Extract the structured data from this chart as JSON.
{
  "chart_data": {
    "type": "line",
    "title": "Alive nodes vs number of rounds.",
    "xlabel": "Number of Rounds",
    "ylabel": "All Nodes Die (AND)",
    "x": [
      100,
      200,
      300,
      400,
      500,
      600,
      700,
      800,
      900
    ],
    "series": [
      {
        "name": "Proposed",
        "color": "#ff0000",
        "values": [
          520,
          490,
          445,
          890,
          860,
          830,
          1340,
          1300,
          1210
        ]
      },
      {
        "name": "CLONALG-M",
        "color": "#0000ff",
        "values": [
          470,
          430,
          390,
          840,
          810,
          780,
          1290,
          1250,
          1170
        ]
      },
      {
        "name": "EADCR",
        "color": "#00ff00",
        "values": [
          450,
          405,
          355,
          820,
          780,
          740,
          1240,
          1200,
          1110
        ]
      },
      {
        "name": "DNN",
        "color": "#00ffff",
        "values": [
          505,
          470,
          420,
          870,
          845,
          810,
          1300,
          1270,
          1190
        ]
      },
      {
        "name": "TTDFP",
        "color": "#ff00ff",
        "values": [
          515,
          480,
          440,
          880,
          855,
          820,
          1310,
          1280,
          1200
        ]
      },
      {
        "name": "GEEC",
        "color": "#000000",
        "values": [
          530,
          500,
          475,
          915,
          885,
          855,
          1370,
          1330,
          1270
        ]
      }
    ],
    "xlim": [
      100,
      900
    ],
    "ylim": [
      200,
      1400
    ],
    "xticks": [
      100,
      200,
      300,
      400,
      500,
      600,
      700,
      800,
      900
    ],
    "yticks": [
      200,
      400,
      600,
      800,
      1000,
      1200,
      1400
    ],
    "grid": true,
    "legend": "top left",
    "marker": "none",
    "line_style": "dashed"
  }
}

*Exercise instructions*: Reproduce the full listing above, character for character.

*Written reply*:
Extract the structured data from this chart as JSON.
{
  "chart_data": {
    "type": "line",
    "title": "Alive nodes vs number of rounds.",
    "xlabel": "Number of Rounds",
    "ylabel": "All Nodes Die (AND)",
    "x": [
      100,
      200,
      300,
      400,
      500,
      600,
      700,
      800,
      900
    ],
    "series": [
      {
        "name": "Proposed",
        "color": "#ff0000",
        "values": [
          520,
          490,
          445,
          890,
          860,
          830,
          1340,
          1300,
          1210
        ]
      },
      {
        "name": "CLONALG-M",
        "color": "#0000ff",
        "values": [
          470,
          430,
          390,
          840,
          810,
          780,
          1290,
          1250,
          1170
        ]
      },
      {
        "name": "EADCR",
        "color": "#00ff00",
        "values": [
          450,
          405,
          355,
          820,
          780,
          740,
          1240,
          1200,
          1110
        ]
      },
      {
        "name": "DNN",
        "color": "#00ffff",
        "values": [
          505,
          470,
          420,
          870,
          845,
          810,
          1300,
          1270,
          1190
        ]
      },
      {
        "name": "TTDFP",
        "color": "#ff00ff",
        "values": [
          515,
          480,
          440,
          880,
          855,
          820,
          1310,
          1280,
          1200
        ]
      },
      {
        "name": "GEEC",
        "color": "#000000",
        "values": [
          530,
          500,
          475,
          915,
          885,
          855,
          1370,
          1330,
          1270
        ]
      }
    ],
    "xlim": [
      100,
      900
    ],
    "ylim": [
      200,
      1400
    ],
    "xticks": [
      100,
      200,
      300,
      400,
      500,
      600,
      700,
      800,
      900
    ],
    "yticks": [
      200,
      400,
      600,
      800,
      1000,
      1200,
      1400
    ],
    "grid": true,
    "legend": "top left",
    "marker": "none",
    "line_style": "dashed"
  }
}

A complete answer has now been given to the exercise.